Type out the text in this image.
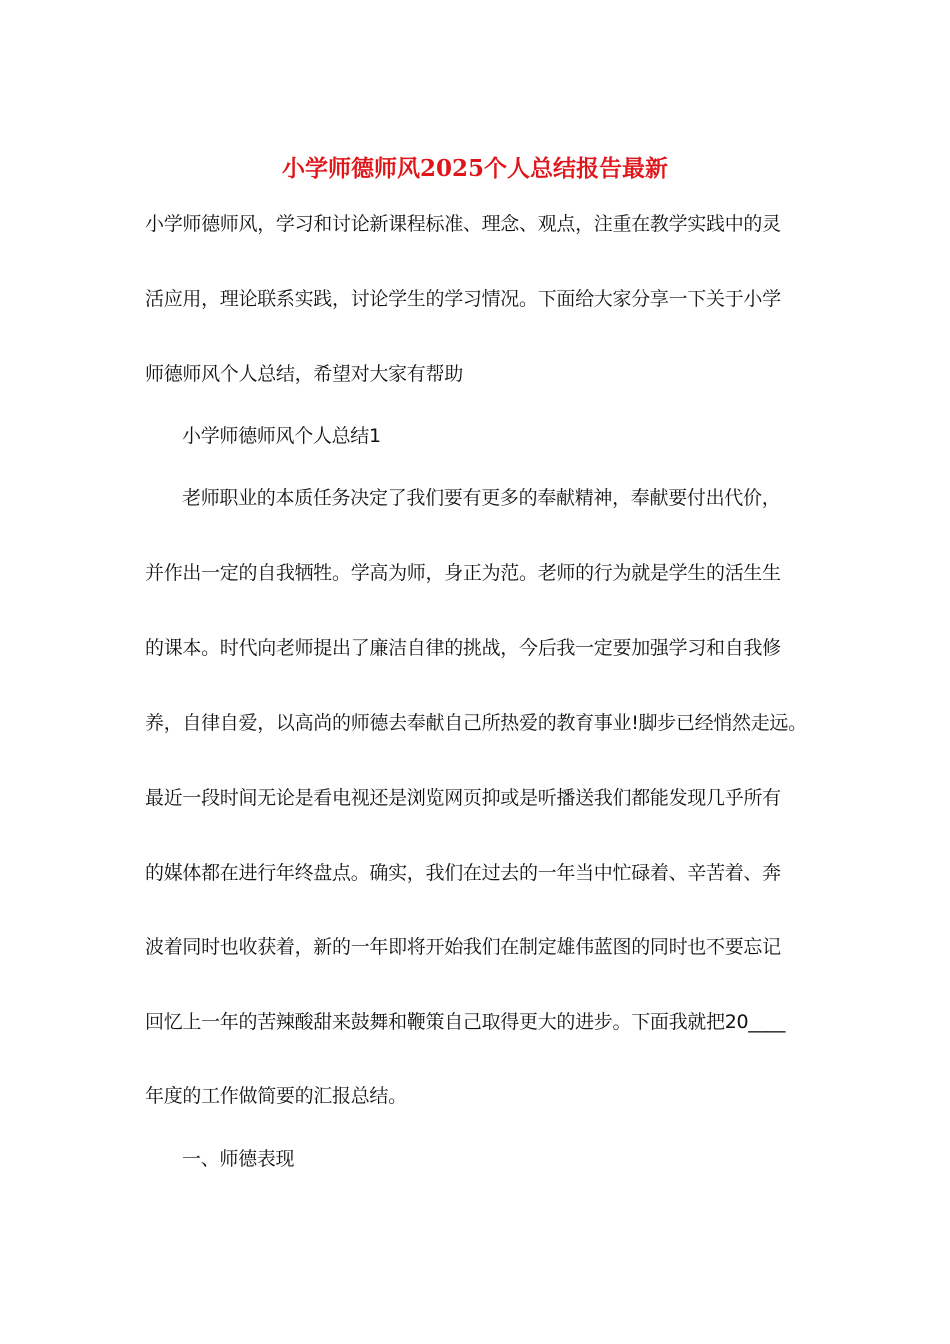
小学师德师风2025个人总结报告最新
小学师德师风，学习和讨论新课程标准、理念、观点，注重在教学实践中的灵
活应用，理论联系实践，讨论学生的学习情况。下面给大家分享一下关于小学
师德师风个人总结，希望对大家有帮助
小学师德师风个人总结1
老师职业的本质任务决定了我们要有更多的奉献精神，奉献要付出代价，
并作出一定的自我牺牲。学高为师，身正为范。老师的行为就是学生的活生生
的课本。时代向老师提出了廉洁自律的挑战，今后我一定要加强学习和自我修
养，自律自爱，以高尚的师德去奉献自己所热爱的教育事业!脚步已经悄然走远。
最近一段时间无论是看电视还是浏览网页抑或是听播送我们都能发现几乎所有
的媒体都在进行年终盘点。确实，我们在过去的一年当中忙碌着、辛苦着、奔
波着同时也收获着，新的一年即将开始我们在制定雄伟蓝图的同时也不要忘记
回忆上一年的苦辣酸甜来鼓舞和鞭策自己取得更大的进步。下面我就把20____
年度的工作做简要的汇报总结。
一、师德表现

- Work required -
Quote in full the listing given above; the images are to be left out.

- Complete response -
Type out the text in this image.
小学师德师风2025个人总结报告最新
小学师德师风，学习和讨论新课程标准、理念、观点，注重在教学实践中的灵
活应用，理论联系实践，讨论学生的学习情况。下面给大家分享一下关于小学
师德师风个人总结，希望对大家有帮助
小学师德师风个人总结1
老师职业的本质任务决定了我们要有更多的奉献精神，奉献要付出代价，
并作出一定的自我牺牲。学高为师，身正为范。老师的行为就是学生的活生生
的课本。时代向老师提出了廉洁自律的挑战，今后我一定要加强学习和自我修
养，自律自爱，以高尚的师德去奉献自己所热爱的教育事业!脚步已经悄然走远。
最近一段时间无论是看电视还是浏览网页抑或是听播送我们都能发现几乎所有
的媒体都在进行年终盘点。确实，我们在过去的一年当中忙碌着、辛苦着、奔
波着同时也收获着，新的一年即将开始我们在制定雄伟蓝图的同时也不要忘记
回忆上一年的苦辣酸甜来鼓舞和鞭策自己取得更大的进步。下面我就把20____
年度的工作做简要的汇报总结。
一、师德表现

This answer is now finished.